SET EXERCISE |
Reproduce each line of the listing exactly.

Dataset records |
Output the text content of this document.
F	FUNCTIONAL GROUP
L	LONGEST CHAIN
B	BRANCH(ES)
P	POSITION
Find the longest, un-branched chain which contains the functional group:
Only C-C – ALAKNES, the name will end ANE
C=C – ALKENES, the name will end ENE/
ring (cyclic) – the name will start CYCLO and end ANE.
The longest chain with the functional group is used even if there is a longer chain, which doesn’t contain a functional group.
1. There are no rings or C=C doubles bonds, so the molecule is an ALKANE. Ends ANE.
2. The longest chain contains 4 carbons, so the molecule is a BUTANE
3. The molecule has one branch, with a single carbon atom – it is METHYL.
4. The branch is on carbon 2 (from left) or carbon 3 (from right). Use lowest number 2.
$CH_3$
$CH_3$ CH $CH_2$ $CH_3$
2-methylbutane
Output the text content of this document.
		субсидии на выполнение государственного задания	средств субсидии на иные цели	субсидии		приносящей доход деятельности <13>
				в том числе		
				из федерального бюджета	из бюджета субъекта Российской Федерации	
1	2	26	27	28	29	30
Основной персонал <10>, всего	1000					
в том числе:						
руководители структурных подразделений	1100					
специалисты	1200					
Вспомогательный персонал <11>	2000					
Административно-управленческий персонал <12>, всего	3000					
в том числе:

ANSWER TO THIS EXERCISE |
Output the text content of this document.
F	FUNCTIONAL GROUP
L	LONGEST CHAIN
B	BRANCH(ES)
P	POSITION
Find the longest, un-branched chain which contains the functional group:
Only C-C – ALAKNES, the name will end ANE
C=C – ALKENES, the name will end ENE/
ring (cyclic) – the name will start CYCLO and end ANE.
The longest chain with the functional group is used even if there is a longer chain, which doesn’t contain a functional group.
1. There are no rings or C=C doubles bonds, so the molecule is an ALKANE. Ends ANE.
2. The longest chain contains 4 carbons, so the molecule is a BUTANE
3. The molecule has one branch, with a single carbon atom – it is METHYL.
4. The branch is on carbon 2 (from left) or carbon 3 (from right). Use lowest number 2.
$CH_3$
$CH_3$ CH $CH_2$ $CH_3$
2-methylbutane
Output the text content of this document.
		субсидии на выполнение государственного задания	средств субсидии на иные цели	субсидии		приносящей доход деятельности <13>
				в том числе		
				из федерального бюджета	из бюджета субъекта Российской Федерации	
1	2	26	27	28	29	30
Основной персонал <10>, всего	1000					
в том числе:						
руководители структурных подразделений	1100					
специалисты	1200					
Вспомогательный персонал <11>	2000					
Административно-управленческий персонал <12>, всего	3000					
в том числе:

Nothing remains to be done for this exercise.